Given request A:
Rewrite lines of the records as a Markdown table with the columns Row and Line, skipping blank lines. Begin at the first line of the records and stop after the line that contains "394, 227, 422]".

Source:
— BEGIN —

This sequence notation tells us that \(w\) is a sequence, the index variable is \(j\text{,}\) and the interval of integers used for the index starts at \(j=4\) and continues through all integers greater than 4. The first few terms in a table showing the mapping are given below.

\begin{equation*} \begin{matrix} j & 4 & 5 & 6 & 7 & 8 & 9 \\ \downarrow \\ w_j & 1 & 2 & 4 & 8 & 16 & 32 \end{matrix} \end{equation*}

For this sequence, \(w_1\text{,}\) \(w_2\text{,}\) and \(w_3\) are not defined because the values 1, 2, and 3 are not in the domain interval.

Example 4.1.7.

Interpret the sequence

\begin{equation*} u=(u_k)_{k=-1}^{\infty} = (8, 5, 2, -1, -4, \ldots)\text{,} \end{equation*}

assuming the sequence follows a simple pattern.

Solution

We have defined a sequence \(u\) with an index variable \(k\text{.}\) The first index value is \(k=-1\text{.}\) The sequence has the following values:

\begin{gather*} u_{-1} = 8, \\ u_{0} = 5, \\ u_{1} = 2, \\ u_{2} = -1, \\ u_{3} = -4, \\ u_{4} = -7. \end{gather*}

Subsection 4.1.2 Graphs of Sequences

We can create a graph anytime we can find a relation between two variables. For a sequence \(x\text{,}\) there is a natural choice for the two variables—the index \(n\) and the value \(x_n\text{.}\) The natural graph for a sequence \(x\) consists of the points \((n, x_n)\text{.}\) Because the index comes from a domain that is an interval of integers, the graph will be a collection of isolated points. This is why a sequence is called a discrete model.

Example 4.1.8.

The graph of the sequence \(x=(1,5,9,13,\ldots)\) consists of the points \((n,x_n)\text{.}\) The first few points of the graph—\((1,1)\text{,}\) \((2,5)\text{,}\) \((3,9)\text{,}\) and \((4,13)\)—are shown in the figure below. The sequence continues with addition points for \(n \gt 4\text{,}\) but there are no points with \(n \lt 1\text{.}\)

Example 4.1.9.

Create the graph for \(u=(u_k)_{k=-1}^{\infty} = (8, 5, 2, -1, -4, \ldots)\text{.}\)

Solution

The points in the graph use an index starting at \(k=-1\text{.}\) They include \((-1,8)\text{,}\) \((0,5)\text{,}\) \((1,2)\text{,}\) \((2,-1)\text{,}\) and \((3,-4)\text{.}\) The sequence continues to the right of these points.

— END —

Given request B:
Repeat word for word the portion of the sequences text that begins at the words "We have defined" and stops after "Example 4.1.8.".

Stored records:
— BEGIN —

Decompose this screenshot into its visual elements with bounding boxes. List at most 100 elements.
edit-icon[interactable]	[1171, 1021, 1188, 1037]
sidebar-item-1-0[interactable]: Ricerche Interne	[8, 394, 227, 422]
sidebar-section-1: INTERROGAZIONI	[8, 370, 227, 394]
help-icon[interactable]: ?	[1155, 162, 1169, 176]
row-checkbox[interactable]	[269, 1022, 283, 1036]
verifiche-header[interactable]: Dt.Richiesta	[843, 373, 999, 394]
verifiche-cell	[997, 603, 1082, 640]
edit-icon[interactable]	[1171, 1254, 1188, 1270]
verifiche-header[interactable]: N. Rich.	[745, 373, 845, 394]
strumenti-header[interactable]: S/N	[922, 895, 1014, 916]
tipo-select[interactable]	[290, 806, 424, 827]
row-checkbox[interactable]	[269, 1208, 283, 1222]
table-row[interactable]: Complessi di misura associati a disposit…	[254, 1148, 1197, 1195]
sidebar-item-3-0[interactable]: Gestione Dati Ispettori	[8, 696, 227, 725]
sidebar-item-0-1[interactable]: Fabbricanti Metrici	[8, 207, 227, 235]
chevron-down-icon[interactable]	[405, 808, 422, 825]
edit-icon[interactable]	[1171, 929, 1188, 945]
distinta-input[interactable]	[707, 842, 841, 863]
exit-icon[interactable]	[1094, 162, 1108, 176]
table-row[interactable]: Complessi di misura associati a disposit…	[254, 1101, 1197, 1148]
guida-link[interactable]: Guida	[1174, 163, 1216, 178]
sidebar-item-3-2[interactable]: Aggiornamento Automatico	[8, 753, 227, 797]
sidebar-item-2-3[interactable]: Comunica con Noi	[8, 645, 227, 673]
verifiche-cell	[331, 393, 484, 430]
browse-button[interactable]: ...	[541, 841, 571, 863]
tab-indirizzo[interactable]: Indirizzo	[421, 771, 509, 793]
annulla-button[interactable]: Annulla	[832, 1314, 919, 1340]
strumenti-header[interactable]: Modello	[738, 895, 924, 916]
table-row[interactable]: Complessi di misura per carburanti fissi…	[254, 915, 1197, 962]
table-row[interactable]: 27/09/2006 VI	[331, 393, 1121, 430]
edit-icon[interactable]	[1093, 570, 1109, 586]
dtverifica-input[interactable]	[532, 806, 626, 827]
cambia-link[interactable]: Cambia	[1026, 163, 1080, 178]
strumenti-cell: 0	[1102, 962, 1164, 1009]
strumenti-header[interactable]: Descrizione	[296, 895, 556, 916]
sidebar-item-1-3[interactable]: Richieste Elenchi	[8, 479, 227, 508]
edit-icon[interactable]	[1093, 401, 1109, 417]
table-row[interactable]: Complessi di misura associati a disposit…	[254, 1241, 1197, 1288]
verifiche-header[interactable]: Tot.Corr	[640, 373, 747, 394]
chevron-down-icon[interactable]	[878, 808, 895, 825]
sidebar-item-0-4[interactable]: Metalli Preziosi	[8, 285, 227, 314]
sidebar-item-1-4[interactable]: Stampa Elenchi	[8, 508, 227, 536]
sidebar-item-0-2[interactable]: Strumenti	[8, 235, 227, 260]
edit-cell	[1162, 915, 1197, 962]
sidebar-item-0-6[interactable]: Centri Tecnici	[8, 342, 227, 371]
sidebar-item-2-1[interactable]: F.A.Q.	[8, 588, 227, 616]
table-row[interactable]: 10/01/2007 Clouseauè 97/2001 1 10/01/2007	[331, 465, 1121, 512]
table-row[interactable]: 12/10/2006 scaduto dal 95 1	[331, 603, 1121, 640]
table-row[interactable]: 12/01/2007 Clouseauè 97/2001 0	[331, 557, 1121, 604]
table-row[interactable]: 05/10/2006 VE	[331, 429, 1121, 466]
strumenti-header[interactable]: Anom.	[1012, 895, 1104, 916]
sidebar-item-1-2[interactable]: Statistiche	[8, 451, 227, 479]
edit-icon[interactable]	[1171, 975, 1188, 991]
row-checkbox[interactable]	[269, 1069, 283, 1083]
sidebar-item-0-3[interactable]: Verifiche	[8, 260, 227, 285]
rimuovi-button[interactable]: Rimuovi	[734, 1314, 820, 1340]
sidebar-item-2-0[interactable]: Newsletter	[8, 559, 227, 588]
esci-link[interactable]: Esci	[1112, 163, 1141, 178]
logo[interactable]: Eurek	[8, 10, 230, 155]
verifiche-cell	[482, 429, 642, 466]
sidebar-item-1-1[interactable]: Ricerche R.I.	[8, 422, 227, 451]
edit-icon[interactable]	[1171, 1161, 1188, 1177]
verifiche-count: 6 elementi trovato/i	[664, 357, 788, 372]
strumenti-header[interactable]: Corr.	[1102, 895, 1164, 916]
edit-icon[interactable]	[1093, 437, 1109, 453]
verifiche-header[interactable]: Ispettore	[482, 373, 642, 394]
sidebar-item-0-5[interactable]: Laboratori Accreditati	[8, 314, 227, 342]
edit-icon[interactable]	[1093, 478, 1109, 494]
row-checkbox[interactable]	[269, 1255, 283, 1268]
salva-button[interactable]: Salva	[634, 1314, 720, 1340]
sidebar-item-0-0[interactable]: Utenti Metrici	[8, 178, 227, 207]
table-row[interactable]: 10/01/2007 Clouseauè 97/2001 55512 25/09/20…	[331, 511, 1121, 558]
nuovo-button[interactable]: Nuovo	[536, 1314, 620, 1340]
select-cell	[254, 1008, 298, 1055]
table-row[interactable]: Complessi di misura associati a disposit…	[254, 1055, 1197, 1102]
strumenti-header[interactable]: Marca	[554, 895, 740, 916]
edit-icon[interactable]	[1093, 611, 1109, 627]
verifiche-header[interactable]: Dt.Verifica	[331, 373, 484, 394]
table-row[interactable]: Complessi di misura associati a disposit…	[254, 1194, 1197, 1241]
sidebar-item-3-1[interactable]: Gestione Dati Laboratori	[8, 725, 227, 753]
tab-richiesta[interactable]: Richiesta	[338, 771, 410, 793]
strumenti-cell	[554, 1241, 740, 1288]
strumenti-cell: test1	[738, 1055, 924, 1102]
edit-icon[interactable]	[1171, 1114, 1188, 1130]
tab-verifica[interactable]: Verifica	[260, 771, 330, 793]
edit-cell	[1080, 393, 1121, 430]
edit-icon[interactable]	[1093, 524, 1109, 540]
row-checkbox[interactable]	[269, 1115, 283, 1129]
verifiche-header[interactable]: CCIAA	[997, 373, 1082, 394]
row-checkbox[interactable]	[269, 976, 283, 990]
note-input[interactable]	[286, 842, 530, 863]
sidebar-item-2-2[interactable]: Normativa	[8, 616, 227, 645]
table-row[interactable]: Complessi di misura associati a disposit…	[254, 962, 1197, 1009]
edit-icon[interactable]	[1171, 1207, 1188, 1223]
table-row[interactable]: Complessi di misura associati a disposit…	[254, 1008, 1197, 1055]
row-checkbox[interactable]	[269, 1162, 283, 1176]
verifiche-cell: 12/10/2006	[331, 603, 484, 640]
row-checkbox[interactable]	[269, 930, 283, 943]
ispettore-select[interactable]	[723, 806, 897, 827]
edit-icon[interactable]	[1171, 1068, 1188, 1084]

— END —

Solution A:
| Row | Line |
|---|---|
| 1 | Decompose this screenshot into its visual elements with bounding boxes. List at most 100 elements. |
| 2 | edit-icon[interactable]	[1171, 1021, 1188, 1037] |
| 3 | sidebar-item-1-0[interactable]: Ricerche Interne	[8, 394, 227, 422] |

Solution B:
We have defined a sequence \(u\) with an index variable \(k\text{.}\) The first index value is \(k=-1\text{.}\) The sequence has the following values:

\begin{gather*} u_{-1} = 8, \\ u_{0} = 5, \\ u_{1} = 2, \\ u_{2} = -1, \\ u_{3} = -4, \\ u_{4} = -7. \end{gather*}

Subsection 4.1.2 Graphs of Sequences

We can create a graph anytime we can find a relation between two variables. For a sequence \(x\text{,}\) there is a natural choice for the two variables—the index \(n\) and the value \(x_n\text{.}\) The natural graph for a sequence \(x\) consists of the points \((n, x_n)\text{.}\) Because the index comes from a domain that is an interval of integers, the graph will be a collection of isolated points. This is why a sequence is called a discrete model.

Example 4.1.8.